┌─ DOCUMENT EXCERPT

An alternating current (AC) is a current that periodically varies its magnitude over time in a sinusoidal waveform. The main characteristic of alternating current is the alternating magnitude between positive and negative values.
Modern power generating stations produce electricity in the form of alternating currents. Alternating current is distributed in residential and commercial areas, and it is the main form of electrical power we use in all our electrical appliances.
How is alternating current produced?
Alternating currents are produced by an AC generator, which consists of a wire that rotates in a magnetic field created by magnets. As the wire rotates in the magnetic field, it cuts through the magnetic flux lines. The changing magnetic flux through the wire generates a force (electromotive force) that drives the electric charges around the wire. The circulating conducting wire creates an oscillating electric current flowing in two directions depending on the varying polarity of the magnet.
An elementary generator (AC electrical generator that creates a single, continuously alternating voltage)
Check out our explanation on Emf and Internal Resistance for more info on the electromotive force.
The alternating current graph
Because alternating currents move periodically and sinusoidally, their motion can be represented by the sine graph. The alternating current graph (which you can see below) expresses the relation between voltage and time.
The AC alternates its intensity with respect to time, alternating between positive and negative values. This means that when alternating current flows through a circuit, the current will flow through the components in both directions. An AC will reach maximum and minimum values in terms of magnitude and will then oscillate between them (±Imax), repeating this cycle every time period T.
The direct current graph
A graph illustrating the motion of direct current (DC) is shown below. The direct current has a constant magnitude over time (in other words, it is not oscillating).
In the graph, you can see the alternating current in green (sine graph) and the direct current in red (line graph).

└─

● WRITTEN TASK 1
Echo the stretch of the records from the first line through the line that contains "candle-body (85, 205, 89, 247)", both ends included.
The text and the records come from separate, unrelated sources.

┌─ PROVIDED DATA

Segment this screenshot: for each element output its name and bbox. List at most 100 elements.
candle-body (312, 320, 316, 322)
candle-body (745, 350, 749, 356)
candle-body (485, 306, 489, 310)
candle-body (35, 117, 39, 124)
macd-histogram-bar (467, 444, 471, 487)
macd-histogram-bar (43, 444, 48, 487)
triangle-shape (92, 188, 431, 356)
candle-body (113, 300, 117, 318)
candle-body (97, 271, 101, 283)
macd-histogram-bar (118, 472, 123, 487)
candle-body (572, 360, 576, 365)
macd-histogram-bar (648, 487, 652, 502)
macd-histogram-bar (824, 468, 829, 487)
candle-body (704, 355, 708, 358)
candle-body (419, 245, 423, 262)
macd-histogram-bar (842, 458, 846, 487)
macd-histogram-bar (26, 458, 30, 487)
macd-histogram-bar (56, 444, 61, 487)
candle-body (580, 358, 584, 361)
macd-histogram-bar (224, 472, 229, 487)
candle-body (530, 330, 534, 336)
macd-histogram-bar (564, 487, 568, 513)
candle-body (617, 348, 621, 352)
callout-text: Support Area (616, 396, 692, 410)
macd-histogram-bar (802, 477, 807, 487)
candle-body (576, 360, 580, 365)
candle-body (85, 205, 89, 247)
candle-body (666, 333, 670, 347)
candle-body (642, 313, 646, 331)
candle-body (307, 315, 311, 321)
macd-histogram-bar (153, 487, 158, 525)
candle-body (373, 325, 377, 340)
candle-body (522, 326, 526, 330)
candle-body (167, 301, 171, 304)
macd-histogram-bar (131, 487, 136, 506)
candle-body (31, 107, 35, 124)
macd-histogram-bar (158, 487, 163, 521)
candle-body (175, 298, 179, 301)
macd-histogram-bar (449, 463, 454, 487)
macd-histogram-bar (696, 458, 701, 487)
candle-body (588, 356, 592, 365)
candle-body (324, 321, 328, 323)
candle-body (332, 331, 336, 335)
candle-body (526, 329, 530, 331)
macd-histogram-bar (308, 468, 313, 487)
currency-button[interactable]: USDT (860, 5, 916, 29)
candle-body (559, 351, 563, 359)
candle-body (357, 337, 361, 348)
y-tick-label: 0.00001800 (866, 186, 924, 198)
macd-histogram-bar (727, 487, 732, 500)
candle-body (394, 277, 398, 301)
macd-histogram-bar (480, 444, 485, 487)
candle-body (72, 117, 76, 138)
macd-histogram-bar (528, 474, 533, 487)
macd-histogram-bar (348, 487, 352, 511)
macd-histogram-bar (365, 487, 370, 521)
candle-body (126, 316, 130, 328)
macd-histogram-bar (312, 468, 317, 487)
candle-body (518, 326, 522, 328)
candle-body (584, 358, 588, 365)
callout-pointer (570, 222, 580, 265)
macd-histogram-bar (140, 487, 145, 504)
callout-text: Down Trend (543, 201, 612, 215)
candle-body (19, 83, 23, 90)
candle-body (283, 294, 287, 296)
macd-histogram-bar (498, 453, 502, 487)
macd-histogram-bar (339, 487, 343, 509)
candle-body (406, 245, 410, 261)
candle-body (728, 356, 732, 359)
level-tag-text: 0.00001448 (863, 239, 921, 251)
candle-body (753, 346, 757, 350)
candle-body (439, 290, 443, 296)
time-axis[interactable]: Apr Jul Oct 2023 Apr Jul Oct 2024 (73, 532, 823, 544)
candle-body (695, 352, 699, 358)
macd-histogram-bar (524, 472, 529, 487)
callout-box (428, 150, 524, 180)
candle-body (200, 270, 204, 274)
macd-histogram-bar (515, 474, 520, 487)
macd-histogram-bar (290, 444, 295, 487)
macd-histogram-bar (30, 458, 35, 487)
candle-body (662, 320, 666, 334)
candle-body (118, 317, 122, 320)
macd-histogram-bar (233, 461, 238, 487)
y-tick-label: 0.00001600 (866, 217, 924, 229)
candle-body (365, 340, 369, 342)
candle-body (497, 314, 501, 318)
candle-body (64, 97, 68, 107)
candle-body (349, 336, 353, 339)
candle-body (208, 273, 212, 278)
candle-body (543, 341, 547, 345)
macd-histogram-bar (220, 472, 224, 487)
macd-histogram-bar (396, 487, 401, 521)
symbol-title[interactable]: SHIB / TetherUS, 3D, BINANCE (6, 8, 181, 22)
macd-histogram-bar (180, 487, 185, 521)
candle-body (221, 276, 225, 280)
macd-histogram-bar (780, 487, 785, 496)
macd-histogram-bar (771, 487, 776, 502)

└─

● WRITTEN TASK 2
Rewrite the stretch of the alternating current text from "Check out our" through "voltage and time.", putting "sinusoidal curve" in place of "sine graph".

● RESULT 1
Segment this screenshot: for each element output its name and bbox. List at most 100 elements.
candle-body (312, 320, 316, 322)
candle-body (745, 350, 749, 356)
candle-body (485, 306, 489, 310)
candle-body (35, 117, 39, 124)
macd-histogram-bar (467, 444, 471, 487)
macd-histogram-bar (43, 444, 48, 487)
triangle-shape (92, 188, 431, 356)
candle-body (113, 300, 117, 318)
candle-body (97, 271, 101, 283)
macd-histogram-bar (118, 472, 123, 487)
candle-body (572, 360, 576, 365)
macd-histogram-bar (648, 487, 652, 502)
macd-histogram-bar (824, 468, 829, 487)
candle-body (704, 355, 708, 358)
candle-body (419, 245, 423, 262)
macd-histogram-bar (842, 458, 846, 487)
macd-histogram-bar (26, 458, 30, 487)
macd-histogram-bar (56, 444, 61, 487)
candle-body (580, 358, 584, 361)
macd-histogram-bar (224, 472, 229, 487)
candle-body (530, 330, 534, 336)
macd-histogram-bar (564, 487, 568, 513)
candle-body (617, 348, 621, 352)
callout-text: Support Area (616, 396, 692, 410)
macd-histogram-bar (802, 477, 807, 487)
candle-body (576, 360, 580, 365)
candle-body (85, 205, 89, 247)

● RESULT 2
Check out our explanation on Emf and Internal Resistance for more info on the electromotive force.
The alternating current graph
Because alternating currents move periodically and sinusoidally, their motion can be represented by the sinusoidal curve. The alternating current graph (which you can see below) expresses the relation between voltage and time.